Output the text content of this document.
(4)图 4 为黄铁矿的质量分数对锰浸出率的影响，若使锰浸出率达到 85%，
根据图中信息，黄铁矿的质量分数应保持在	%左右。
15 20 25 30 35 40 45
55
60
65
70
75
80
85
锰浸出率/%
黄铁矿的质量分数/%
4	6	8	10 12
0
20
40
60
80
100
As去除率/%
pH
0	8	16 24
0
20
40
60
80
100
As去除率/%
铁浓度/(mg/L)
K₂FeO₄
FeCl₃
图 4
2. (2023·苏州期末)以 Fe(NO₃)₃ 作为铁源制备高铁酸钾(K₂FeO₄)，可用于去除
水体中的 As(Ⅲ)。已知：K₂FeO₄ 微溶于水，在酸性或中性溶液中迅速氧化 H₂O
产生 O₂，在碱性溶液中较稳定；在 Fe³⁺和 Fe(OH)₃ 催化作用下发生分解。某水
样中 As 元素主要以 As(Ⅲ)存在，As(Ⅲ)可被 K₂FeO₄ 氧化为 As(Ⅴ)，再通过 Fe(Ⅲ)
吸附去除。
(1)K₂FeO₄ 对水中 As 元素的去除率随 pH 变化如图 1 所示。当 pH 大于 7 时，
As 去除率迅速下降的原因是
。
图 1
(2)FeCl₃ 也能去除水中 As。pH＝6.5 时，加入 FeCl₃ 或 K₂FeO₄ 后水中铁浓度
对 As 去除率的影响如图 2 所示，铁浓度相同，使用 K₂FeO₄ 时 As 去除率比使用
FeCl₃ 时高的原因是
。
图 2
◆ ◆ ◆ ◆
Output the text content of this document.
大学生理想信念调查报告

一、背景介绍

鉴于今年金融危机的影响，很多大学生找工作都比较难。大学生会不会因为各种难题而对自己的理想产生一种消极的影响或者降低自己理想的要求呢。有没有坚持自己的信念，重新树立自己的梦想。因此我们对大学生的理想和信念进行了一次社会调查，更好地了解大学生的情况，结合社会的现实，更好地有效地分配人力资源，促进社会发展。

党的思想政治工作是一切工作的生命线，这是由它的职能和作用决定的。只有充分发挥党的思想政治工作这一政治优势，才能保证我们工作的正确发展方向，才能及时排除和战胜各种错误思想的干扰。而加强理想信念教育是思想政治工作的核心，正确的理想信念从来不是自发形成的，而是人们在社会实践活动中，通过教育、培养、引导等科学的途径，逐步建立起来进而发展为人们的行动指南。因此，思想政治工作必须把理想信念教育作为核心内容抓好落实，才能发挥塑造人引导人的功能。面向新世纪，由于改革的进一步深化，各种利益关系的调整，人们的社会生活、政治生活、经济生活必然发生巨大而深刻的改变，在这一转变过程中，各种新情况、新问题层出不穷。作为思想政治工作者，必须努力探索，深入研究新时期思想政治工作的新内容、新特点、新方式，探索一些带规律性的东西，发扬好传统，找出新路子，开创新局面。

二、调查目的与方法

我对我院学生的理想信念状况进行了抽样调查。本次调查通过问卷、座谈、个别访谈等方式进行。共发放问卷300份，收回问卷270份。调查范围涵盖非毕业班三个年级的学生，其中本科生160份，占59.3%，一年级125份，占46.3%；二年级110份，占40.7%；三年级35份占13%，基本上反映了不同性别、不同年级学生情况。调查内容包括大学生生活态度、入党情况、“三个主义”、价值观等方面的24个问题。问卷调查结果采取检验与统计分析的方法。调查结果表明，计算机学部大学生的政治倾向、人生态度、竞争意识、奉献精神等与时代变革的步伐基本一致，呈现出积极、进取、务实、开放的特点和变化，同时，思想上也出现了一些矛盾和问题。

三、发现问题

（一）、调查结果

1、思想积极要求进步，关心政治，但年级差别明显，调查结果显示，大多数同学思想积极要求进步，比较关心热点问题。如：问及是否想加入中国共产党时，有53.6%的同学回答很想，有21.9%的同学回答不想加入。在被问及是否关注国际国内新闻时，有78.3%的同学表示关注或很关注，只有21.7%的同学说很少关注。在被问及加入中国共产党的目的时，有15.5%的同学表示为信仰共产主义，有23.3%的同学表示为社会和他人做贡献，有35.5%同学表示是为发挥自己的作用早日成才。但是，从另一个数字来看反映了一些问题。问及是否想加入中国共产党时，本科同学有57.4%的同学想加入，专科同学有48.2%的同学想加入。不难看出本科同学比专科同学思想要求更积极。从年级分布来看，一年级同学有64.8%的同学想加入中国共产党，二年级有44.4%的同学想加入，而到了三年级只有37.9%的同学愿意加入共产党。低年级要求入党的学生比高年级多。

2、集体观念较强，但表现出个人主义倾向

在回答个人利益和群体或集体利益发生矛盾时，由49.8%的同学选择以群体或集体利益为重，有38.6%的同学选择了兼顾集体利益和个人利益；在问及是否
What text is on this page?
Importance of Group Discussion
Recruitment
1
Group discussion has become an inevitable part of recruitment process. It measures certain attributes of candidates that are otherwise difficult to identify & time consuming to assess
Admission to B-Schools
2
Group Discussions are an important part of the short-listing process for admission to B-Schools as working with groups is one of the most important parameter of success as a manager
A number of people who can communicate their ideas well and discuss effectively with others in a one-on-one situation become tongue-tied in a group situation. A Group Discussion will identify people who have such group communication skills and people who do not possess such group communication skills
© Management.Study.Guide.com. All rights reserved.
◆ ◆ ◆ ◆
**What the task requires:** Find the word "Schools" in the data and show each line that holds it.

**Exercise solution:**
Admission to B-Schools
Group Discussions are an important part of the short-listing process for admission to B-Schools as working with groups is one of the most important parameter of success as a manager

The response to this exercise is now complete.